* **STATED TASK**
Gather each line below that contains the string "root" and copy it in full.

* **RECORDS SUPPLIED**
<<<<

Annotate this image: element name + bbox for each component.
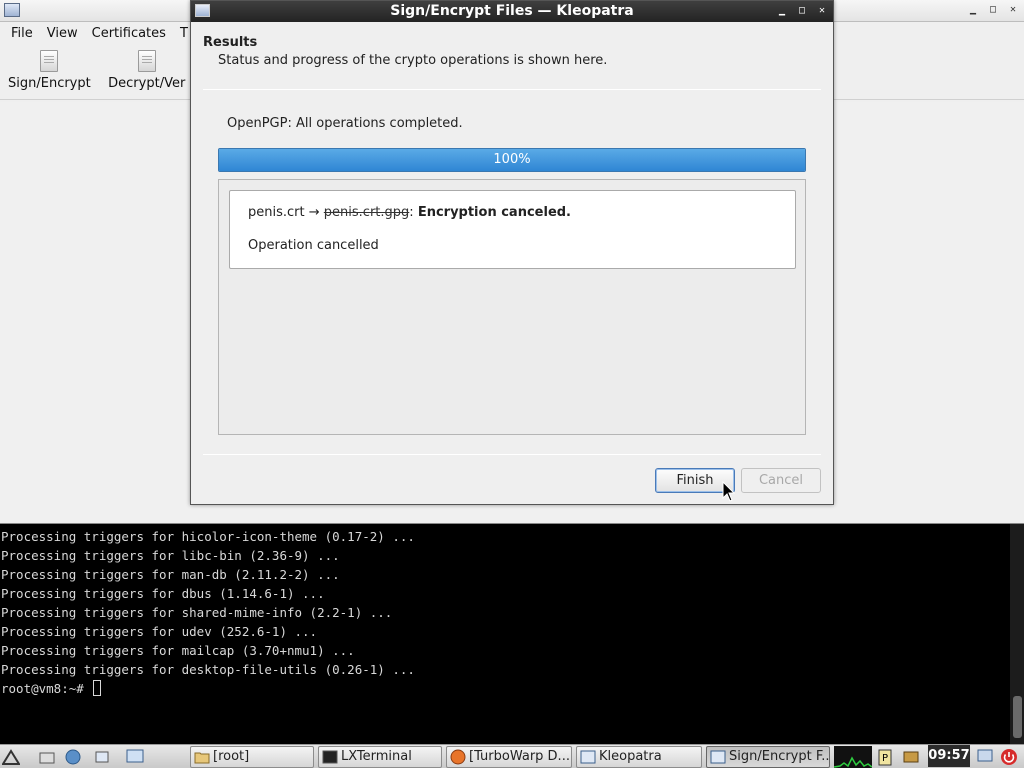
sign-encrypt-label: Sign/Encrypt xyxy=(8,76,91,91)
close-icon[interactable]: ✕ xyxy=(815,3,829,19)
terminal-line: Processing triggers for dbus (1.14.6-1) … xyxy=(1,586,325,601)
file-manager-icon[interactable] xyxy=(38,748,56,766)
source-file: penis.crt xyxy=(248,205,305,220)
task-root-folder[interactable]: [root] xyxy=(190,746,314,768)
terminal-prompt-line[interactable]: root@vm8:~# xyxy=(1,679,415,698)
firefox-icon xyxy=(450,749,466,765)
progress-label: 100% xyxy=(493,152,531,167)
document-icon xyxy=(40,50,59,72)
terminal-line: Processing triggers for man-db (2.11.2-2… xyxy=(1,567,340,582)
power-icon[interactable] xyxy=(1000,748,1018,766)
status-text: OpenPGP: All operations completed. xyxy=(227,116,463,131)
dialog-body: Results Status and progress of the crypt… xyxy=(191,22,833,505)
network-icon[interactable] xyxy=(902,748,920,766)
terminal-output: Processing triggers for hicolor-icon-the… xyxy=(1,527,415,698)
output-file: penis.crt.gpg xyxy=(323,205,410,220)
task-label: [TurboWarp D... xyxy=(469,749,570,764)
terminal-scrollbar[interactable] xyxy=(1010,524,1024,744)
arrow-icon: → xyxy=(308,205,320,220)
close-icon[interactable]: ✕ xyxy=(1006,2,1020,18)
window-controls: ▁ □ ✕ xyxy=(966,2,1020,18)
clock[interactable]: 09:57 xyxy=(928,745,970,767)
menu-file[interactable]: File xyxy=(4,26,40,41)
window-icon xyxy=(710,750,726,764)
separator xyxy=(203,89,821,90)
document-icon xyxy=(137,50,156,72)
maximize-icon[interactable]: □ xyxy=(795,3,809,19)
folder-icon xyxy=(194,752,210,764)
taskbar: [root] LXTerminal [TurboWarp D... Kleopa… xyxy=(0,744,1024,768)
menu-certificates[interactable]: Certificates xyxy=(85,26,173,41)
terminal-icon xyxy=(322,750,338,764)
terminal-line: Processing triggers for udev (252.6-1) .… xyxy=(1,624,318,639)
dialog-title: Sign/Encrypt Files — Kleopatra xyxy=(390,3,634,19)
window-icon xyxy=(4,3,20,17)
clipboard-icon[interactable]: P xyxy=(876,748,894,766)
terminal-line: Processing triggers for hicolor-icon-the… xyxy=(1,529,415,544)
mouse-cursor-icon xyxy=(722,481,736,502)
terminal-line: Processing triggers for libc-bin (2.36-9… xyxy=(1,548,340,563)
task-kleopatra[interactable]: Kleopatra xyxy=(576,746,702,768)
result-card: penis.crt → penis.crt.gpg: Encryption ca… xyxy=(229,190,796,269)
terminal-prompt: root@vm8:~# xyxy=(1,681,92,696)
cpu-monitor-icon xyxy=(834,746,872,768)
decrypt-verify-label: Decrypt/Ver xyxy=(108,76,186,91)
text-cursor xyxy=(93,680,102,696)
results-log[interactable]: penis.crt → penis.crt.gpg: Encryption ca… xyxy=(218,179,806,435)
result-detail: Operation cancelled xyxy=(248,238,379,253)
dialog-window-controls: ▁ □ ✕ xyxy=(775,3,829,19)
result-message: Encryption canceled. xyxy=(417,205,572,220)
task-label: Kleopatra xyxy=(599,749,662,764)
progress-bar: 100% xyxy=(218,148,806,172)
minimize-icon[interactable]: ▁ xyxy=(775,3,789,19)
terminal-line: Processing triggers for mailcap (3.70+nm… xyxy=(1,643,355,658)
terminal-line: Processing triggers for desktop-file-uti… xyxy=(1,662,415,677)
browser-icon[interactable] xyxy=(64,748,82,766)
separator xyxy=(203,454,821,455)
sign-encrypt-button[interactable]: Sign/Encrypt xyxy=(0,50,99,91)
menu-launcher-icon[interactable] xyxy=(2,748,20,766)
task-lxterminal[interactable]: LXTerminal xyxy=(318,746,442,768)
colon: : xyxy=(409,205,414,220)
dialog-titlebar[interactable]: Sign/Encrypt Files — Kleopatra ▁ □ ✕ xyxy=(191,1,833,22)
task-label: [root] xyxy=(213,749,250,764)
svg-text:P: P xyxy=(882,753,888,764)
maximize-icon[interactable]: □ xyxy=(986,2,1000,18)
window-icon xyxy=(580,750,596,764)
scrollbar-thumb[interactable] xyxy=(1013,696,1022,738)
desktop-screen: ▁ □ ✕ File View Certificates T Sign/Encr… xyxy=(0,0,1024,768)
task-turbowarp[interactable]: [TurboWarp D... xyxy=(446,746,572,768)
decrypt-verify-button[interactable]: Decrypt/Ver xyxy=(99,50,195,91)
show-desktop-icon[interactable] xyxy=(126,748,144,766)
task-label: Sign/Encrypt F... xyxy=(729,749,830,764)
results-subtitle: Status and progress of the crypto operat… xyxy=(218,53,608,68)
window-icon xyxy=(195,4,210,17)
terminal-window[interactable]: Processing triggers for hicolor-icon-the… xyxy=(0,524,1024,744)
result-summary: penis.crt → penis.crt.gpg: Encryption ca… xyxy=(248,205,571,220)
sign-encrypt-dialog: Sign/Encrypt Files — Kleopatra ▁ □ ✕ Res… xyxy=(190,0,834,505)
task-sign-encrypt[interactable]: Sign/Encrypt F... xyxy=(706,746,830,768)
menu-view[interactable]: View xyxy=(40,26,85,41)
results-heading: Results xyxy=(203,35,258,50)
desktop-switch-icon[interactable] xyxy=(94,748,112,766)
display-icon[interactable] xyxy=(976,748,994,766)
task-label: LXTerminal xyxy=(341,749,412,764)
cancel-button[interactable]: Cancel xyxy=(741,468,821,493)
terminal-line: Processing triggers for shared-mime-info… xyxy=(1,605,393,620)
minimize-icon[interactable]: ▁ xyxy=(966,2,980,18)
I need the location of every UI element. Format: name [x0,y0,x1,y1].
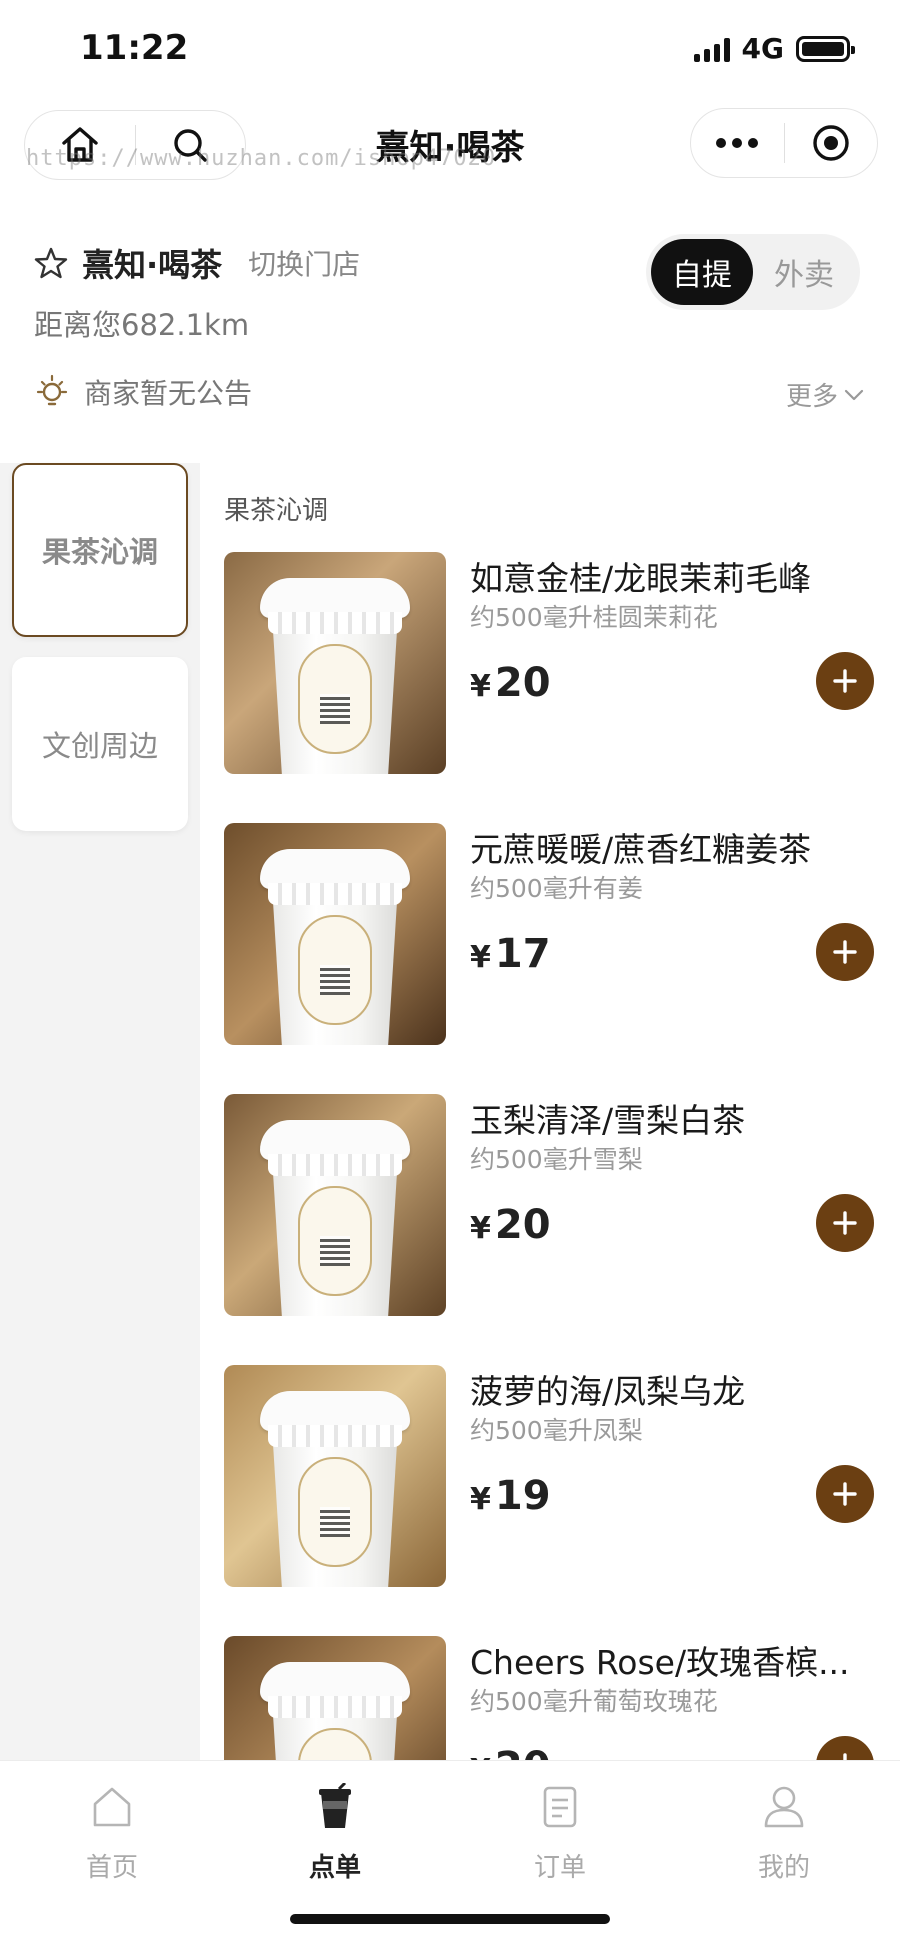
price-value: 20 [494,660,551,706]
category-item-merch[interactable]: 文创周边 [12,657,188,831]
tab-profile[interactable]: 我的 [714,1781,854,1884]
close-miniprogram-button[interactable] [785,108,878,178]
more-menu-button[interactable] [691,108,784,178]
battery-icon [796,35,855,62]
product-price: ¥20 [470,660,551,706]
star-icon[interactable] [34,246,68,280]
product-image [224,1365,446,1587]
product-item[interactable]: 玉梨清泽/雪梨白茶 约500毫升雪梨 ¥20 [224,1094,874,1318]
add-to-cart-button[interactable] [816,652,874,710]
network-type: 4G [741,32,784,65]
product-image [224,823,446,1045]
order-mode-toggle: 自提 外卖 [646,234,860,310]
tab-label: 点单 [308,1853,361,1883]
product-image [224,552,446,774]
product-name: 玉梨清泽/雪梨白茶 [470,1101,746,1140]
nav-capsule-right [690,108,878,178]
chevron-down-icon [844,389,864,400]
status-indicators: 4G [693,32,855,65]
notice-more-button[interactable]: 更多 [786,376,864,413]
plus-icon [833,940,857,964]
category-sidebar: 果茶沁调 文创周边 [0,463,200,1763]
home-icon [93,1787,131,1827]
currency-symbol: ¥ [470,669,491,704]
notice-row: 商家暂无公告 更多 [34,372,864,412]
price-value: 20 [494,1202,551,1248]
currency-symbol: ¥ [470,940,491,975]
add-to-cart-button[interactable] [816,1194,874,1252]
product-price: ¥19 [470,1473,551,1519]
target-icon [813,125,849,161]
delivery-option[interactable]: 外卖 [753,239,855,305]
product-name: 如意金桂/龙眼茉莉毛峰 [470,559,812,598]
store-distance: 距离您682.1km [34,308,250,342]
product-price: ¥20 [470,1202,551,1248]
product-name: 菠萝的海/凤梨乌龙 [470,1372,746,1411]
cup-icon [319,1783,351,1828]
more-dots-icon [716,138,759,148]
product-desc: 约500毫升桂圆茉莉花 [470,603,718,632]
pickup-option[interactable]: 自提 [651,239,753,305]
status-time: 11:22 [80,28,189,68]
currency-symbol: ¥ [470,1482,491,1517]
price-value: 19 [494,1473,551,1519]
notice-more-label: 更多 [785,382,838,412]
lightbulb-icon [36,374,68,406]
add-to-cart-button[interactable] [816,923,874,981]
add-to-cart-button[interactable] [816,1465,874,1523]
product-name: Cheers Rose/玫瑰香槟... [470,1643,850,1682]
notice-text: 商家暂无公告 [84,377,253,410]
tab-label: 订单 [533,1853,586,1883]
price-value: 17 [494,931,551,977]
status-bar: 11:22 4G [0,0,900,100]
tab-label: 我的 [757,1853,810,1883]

>>>>

* **FULL OUTPUT**
task-root-folder[interactable]: [root] xyxy=(190,746,314,768)
terminal-prompt-line[interactable]: root@vm8:~# xyxy=(1,679,415,698)
taskbar: [root] LXTerminal [TurboWarp D... Kleopa… xyxy=(0,744,1024,768)
terminal-prompt: root@vm8:~# xyxy=(1,681,92,696)
task-label: [root] xyxy=(213,749,250,764)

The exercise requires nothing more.